_Problem requirements_.
Can you write out all of the material below, word for word?

_Data for this exercise_.

····················

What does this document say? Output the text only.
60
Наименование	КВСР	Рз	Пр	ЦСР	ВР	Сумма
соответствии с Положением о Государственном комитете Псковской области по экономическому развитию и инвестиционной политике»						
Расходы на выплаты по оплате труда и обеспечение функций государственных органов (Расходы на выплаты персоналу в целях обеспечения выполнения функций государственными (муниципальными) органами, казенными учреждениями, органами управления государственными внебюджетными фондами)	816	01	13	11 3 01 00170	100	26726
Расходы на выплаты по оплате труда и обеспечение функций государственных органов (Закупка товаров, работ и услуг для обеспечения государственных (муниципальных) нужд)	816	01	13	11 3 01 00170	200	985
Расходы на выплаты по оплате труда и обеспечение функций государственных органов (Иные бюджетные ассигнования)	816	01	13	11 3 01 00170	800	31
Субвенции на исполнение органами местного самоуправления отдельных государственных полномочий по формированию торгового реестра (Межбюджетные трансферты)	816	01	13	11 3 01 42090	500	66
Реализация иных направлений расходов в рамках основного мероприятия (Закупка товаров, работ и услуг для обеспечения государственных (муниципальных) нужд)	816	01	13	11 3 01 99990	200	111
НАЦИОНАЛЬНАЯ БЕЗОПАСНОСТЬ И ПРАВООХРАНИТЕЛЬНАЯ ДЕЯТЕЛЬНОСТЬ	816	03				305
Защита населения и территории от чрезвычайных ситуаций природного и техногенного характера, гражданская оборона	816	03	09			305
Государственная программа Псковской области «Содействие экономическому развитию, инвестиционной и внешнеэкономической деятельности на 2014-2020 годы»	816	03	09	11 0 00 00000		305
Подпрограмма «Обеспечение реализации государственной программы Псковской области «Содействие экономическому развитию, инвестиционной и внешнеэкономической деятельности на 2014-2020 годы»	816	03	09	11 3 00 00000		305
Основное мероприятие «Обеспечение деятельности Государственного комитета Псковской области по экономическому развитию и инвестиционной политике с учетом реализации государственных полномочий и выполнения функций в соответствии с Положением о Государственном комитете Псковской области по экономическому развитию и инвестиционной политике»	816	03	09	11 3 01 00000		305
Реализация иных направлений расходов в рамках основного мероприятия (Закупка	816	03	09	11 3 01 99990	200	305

····················

_Answer to the task_.
What does this document say? Output the text only.
60
Наименование	КВСР	Рз	Пр	ЦСР	ВР	Сумма
соответствии с Положением о Государственном комитете Псковской области по экономическому развитию и инвестиционной политике»						
Расходы на выплаты по оплате труда и обеспечение функций государственных органов (Расходы на выплаты персоналу в целях обеспечения выполнения функций государственными (муниципальными) органами, казенными учреждениями, органами управления государственными внебюджетными фондами)	816	01	13	11 3 01 00170	100	26726
Расходы на выплаты по оплате труда и обеспечение функций государственных органов (Закупка товаров, работ и услуг для обеспечения государственных (муниципальных) нужд)	816	01	13	11 3 01 00170	200	985
Расходы на выплаты по оплате труда и обеспечение функций государственных органов (Иные бюджетные ассигнования)	816	01	13	11 3 01 00170	800	31
Субвенции на исполнение органами местного самоуправления отдельных государственных полномочий по формированию торгового реестра (Межбюджетные трансферты)	816	01	13	11 3 01 42090	500	66
Реализация иных направлений расходов в рамках основного мероприятия (Закупка товаров, работ и услуг для обеспечения государственных (муниципальных) нужд)	816	01	13	11 3 01 99990	200	111
НАЦИОНАЛЬНАЯ БЕЗОПАСНОСТЬ И ПРАВООХРАНИТЕЛЬНАЯ ДЕЯТЕЛЬНОСТЬ	816	03				305
Защита населения и территории от чрезвычайных ситуаций природного и техногенного характера, гражданская оборона	816	03	09			305
Государственная программа Псковской области «Содействие экономическому развитию, инвестиционной и внешнеэкономической деятельности на 2014-2020 годы»	816	03	09	11 0 00 00000		305
Подпрограмма «Обеспечение реализации государственной программы Псковской области «Содействие экономическому развитию, инвестиционной и внешнеэкономической деятельности на 2014-2020 годы»	816	03	09	11 3 00 00000		305
Основное мероприятие «Обеспечение деятельности Государственного комитета Псковской области по экономическому развитию и инвестиционной политике с учетом реализации государственных полномочий и выполнения функций в соответствии с Положением о Государственном комитете Псковской области по экономическому развитию и инвестиционной политике»	816	03	09	11 3 01 00000		305
Реализация иных направлений расходов в рамках основного мероприятия (Закупка	816	03	09	11 3 01 99990	200	305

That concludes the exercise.